In January 2023, Heyink traveled to Houston to enroll in a preventive cancer vaccine trial. The study is led by Dr. Eduardo Vilar Sanchez, a professor in the department of clinical cancer prevention at the University of Texas MD Anderson Cancer Center.
There are around 1 million carriers of Lynch syndrome worldwide, Vilar Sanchez says. He explains that the mutation in Lynch syndrome disrupts the mismatch repair system, causing the body to produce unique proteins that can lead to cancer.
The vaccine, developed by Nouscom, uses a modified and inactive adenovirus-not mRNA-to train the immune system to recognize those proteins. Unlike other cancer vaccines that aim to treat existing disease, this one is designed purely for prevention.
- The vaccine introduces a harmless adenovirus carrying the Lynch-specific protein.
- The immune system mounts a response to the protein.
- If cancer cells later form, the immune system can identify and eliminate them.
“If someone with Lynch syndrome who has received the vaccine does develop cancer cells or pre-cancerous lesions down the line, the immune system is already trained to recognize these proteins and eliminate the cancer cells,” Vilar Sanchez says.
Heyink is one of 45 Lynch syndrome carriers who participated in a recent phase 1b/2 trial. All participants were healthy at enrollment and had no signs of cancer confirmed by colonoscopies before and after the trial.
The study, published in Nature Medicine, focused on vaccine safety and immune response. It found that all participants tolerated the vaccine and developed a sufficient immune response that persisted for at least a year.
Participants also had fewer precancerous lesions and no advanced cancers appeared during the study period. For Heyink, the results have been “incredible.”
In August 2023, Heyink had his usual colonoscopy and, for the first time in 20 years, it came back perfectly clear. “There were no polyps or anything,” he says. He has since had two more colonoscopies, both clear, totaling three in a row.

The vaccine caused temporary side effects similar to those of a COVID-19 vaccine. Redness and soreness at the injection site, mild fever, and general fatigue were reported. Heyink experienced a low-grade fever after the first dose but had no noticeable side effects after the second and third doses in January and May 2024.
| Side Effect | Frequency |
|---|---|
| Injection site redness | Common |
| Injection site soreness | Common |
| Mild fever | Common |
| General fatigue | Common |
“It will take more trials to truly understand how effective this vaccine is and to get it approved for wider use,” Vilar Sanchez says. “But these results are a message of hope that things are moving forward.”
The trial met its recruiting requirements faster than any other trial Vilar Sanchez has worked on. Heyink says he was fielding emails from potential participants across the globe.
“I attribute all of this to the work of God,” Heyink says. “He’s led me on this path, he’s given me this opportunity.” He believes the trial offers hope for his children, nieces, and nephews.
Heyink hopes that the vaccine will one day be available for his children and future generations. “It’s really important for the next generation,” he says. “They won’t have to worry about developing cancer halfway through their lives.”
The study provides a promising step toward a preventive tool for people with Lynch syndrome. While more research is needed, the early data suggest that a vaccine could reduce the burden of cancer for those at highest risk.
For families like Heyink’s, the trial represents a rare sense of hope. “It gives us a chance to move beyond fear and towards prevention,” he says.
Key Takeaways
- Lynch syndrome carriers face a high cancer risk; a new vaccine shows early promise in reducing precancerous lesions.
- The vaccine uses a modified adenovirus to train the immune system, offering a purely preventive approach.
- Kevin Heyink’s participation highlights the personal impact and hope that such trials can bring to high-risk families.

MATERIAL PROVIDED —
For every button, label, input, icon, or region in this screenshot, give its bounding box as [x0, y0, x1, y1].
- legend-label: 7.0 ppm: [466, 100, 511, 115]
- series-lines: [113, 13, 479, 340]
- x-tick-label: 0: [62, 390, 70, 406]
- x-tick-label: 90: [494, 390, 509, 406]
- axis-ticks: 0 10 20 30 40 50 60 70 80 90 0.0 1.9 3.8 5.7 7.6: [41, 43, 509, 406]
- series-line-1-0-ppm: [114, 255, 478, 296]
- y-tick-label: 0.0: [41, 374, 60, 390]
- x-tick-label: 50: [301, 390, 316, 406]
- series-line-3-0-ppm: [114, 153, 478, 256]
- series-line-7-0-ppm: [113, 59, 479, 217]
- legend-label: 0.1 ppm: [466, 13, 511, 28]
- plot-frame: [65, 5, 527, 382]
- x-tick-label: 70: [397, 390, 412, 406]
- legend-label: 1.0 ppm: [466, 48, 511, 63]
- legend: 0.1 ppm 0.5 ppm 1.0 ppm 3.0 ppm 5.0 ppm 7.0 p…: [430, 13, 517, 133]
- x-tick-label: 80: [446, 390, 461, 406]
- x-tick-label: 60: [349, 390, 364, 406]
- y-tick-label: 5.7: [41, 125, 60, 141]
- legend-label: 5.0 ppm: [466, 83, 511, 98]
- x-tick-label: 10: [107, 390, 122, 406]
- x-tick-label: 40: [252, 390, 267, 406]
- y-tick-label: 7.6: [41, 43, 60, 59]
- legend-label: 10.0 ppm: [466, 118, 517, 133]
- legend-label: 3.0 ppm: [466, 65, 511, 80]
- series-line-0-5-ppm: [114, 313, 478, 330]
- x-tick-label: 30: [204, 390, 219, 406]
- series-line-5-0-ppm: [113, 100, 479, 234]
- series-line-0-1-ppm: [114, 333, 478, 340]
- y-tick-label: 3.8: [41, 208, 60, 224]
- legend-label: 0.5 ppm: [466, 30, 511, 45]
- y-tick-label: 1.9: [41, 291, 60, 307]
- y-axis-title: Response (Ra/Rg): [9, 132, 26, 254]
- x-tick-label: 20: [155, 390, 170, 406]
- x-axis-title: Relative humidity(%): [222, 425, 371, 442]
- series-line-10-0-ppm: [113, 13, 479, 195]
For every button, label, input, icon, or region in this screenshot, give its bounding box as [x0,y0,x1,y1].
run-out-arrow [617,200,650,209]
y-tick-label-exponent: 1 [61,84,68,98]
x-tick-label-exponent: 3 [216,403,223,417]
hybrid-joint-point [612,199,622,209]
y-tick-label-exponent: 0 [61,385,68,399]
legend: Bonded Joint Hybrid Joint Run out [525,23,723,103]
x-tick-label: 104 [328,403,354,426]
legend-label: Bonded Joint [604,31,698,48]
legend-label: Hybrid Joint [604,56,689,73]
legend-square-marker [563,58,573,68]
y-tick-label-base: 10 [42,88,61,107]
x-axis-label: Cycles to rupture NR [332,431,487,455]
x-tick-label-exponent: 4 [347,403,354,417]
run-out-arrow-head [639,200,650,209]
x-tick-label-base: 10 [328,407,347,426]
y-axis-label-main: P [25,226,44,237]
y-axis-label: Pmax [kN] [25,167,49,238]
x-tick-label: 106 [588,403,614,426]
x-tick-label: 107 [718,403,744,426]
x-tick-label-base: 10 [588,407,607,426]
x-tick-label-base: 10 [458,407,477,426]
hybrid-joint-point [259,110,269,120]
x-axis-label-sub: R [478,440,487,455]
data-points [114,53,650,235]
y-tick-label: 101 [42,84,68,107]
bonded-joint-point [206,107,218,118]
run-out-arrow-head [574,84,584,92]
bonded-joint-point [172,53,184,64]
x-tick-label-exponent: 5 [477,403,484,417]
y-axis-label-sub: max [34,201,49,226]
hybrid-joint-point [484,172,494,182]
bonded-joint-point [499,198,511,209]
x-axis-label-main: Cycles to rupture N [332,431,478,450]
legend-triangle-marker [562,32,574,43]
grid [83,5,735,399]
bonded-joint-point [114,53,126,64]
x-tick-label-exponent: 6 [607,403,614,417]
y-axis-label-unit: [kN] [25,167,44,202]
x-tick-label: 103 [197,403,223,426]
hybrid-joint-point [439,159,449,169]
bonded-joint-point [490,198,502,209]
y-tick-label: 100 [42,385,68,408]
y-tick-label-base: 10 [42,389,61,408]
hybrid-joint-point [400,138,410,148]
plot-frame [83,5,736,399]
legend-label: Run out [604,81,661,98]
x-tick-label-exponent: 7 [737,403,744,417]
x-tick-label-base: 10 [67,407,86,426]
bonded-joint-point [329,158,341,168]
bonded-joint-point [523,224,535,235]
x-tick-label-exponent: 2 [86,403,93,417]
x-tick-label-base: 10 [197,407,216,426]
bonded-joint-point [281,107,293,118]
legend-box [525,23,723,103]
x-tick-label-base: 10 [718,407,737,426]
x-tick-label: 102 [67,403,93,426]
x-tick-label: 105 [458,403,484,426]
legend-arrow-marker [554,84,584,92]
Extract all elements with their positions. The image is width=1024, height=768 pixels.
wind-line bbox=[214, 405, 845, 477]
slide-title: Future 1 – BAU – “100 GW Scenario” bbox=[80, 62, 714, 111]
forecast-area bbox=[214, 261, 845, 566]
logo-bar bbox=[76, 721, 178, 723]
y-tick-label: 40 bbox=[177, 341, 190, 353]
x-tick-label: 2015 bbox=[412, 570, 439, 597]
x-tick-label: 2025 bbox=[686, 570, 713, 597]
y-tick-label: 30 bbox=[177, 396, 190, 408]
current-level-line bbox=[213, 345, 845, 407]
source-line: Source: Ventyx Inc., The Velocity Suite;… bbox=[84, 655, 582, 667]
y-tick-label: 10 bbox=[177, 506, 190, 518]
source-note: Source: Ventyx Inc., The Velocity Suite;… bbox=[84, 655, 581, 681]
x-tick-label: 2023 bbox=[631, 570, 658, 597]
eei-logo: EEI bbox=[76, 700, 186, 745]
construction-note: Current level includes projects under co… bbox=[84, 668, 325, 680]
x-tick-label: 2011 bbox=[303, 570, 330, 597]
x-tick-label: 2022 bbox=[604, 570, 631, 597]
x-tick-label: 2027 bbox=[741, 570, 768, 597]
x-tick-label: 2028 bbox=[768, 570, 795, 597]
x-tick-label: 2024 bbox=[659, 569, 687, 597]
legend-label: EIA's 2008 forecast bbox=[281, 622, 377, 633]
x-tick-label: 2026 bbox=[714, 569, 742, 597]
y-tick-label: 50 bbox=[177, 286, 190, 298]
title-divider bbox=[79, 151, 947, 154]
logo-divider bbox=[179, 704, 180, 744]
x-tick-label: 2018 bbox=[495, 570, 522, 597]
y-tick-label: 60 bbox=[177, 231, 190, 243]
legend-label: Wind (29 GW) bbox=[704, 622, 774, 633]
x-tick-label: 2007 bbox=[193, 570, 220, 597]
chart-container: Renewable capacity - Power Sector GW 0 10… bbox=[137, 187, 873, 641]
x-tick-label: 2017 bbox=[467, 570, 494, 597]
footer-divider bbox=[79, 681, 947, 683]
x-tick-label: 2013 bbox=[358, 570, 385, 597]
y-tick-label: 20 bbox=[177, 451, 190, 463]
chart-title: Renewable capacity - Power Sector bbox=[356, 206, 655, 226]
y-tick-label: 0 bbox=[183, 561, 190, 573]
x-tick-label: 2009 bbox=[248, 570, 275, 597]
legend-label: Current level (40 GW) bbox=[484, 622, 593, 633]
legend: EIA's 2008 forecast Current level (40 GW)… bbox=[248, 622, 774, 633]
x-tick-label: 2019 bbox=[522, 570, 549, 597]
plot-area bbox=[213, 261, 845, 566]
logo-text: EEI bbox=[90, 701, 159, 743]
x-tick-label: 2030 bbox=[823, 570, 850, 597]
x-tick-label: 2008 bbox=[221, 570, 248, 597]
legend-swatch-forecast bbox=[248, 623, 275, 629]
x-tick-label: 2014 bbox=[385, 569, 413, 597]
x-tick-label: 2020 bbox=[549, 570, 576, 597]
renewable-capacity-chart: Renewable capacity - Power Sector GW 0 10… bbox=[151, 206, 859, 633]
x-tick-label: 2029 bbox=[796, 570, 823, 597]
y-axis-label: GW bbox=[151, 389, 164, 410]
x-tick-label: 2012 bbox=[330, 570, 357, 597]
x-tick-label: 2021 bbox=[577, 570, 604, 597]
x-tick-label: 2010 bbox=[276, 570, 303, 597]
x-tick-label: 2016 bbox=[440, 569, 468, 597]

TASK —
Copy out the passage of the Lynch syndrome vaccine article that opens with the words "The vaccine, developed" and closes with "to the protein.", keeping every word unchanged.

SOLUTION FOR THIS TASK —
The vaccine, developed by Nouscom, uses a modified and inactive adenovirus-not mRNA-to train the immune system to recognize those proteins. Unlike other cancer vaccines that aim to treat existing disease, this one is designed purely for prevention.
- The vaccine introduces a harmless adenovirus carrying the Lynch-specific protein.
- The immune system mounts a response to the protein.